How many lines in the records below contain the word "options"? Give only the number.

[Begin Input]

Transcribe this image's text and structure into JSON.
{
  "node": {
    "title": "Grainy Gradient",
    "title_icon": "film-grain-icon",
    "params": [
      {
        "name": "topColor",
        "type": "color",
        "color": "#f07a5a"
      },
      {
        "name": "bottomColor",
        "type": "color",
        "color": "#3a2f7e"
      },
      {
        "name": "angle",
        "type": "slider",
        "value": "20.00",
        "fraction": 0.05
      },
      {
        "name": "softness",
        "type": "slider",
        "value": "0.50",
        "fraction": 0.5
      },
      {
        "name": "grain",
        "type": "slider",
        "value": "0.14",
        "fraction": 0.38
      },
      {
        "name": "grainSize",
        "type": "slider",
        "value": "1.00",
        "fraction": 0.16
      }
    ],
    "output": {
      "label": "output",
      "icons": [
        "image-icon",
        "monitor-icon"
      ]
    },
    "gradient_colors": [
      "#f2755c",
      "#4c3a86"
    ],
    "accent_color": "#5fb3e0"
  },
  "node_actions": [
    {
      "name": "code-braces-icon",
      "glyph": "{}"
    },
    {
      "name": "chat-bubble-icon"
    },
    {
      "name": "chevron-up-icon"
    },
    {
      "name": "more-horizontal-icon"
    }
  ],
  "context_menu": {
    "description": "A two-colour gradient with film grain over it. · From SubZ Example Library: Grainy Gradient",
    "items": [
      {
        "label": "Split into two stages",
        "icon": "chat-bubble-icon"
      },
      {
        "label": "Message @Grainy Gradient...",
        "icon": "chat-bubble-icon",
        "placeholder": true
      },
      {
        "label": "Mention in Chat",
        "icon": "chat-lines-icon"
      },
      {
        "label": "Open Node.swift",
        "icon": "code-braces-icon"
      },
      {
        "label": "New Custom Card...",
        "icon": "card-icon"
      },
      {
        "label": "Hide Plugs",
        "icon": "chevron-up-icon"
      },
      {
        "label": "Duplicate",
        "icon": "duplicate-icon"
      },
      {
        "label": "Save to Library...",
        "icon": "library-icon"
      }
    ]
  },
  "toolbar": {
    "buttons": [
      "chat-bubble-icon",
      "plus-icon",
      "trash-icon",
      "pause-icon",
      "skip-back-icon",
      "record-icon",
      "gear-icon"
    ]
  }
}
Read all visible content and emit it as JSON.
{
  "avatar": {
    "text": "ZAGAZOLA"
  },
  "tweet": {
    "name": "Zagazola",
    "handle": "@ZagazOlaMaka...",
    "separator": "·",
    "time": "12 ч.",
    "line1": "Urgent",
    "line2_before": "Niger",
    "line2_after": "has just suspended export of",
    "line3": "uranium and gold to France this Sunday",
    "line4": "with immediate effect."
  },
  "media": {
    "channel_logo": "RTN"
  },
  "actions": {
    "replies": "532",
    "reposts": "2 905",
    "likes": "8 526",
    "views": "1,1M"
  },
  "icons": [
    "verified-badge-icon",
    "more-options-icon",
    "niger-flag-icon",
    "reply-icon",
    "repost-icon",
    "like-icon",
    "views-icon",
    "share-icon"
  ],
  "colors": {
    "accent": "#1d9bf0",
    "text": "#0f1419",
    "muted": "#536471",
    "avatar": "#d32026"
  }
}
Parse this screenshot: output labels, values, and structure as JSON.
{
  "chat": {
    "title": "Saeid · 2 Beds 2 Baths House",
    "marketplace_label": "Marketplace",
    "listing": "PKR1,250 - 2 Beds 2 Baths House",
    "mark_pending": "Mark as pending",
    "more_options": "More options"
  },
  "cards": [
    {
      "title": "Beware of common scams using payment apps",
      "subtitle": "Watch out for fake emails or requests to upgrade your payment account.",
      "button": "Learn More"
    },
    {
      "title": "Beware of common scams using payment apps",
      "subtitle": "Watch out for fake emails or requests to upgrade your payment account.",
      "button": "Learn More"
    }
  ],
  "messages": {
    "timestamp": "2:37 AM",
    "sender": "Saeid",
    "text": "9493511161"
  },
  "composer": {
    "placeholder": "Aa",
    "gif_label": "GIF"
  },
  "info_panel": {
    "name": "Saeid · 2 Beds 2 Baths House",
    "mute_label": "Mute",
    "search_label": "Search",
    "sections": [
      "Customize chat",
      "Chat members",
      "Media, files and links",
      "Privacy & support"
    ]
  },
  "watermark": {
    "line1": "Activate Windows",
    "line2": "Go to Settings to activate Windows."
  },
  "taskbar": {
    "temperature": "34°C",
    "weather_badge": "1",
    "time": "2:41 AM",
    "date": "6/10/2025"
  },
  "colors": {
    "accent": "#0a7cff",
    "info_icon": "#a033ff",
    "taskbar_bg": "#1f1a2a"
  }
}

[End Input]

Response for this exercise
2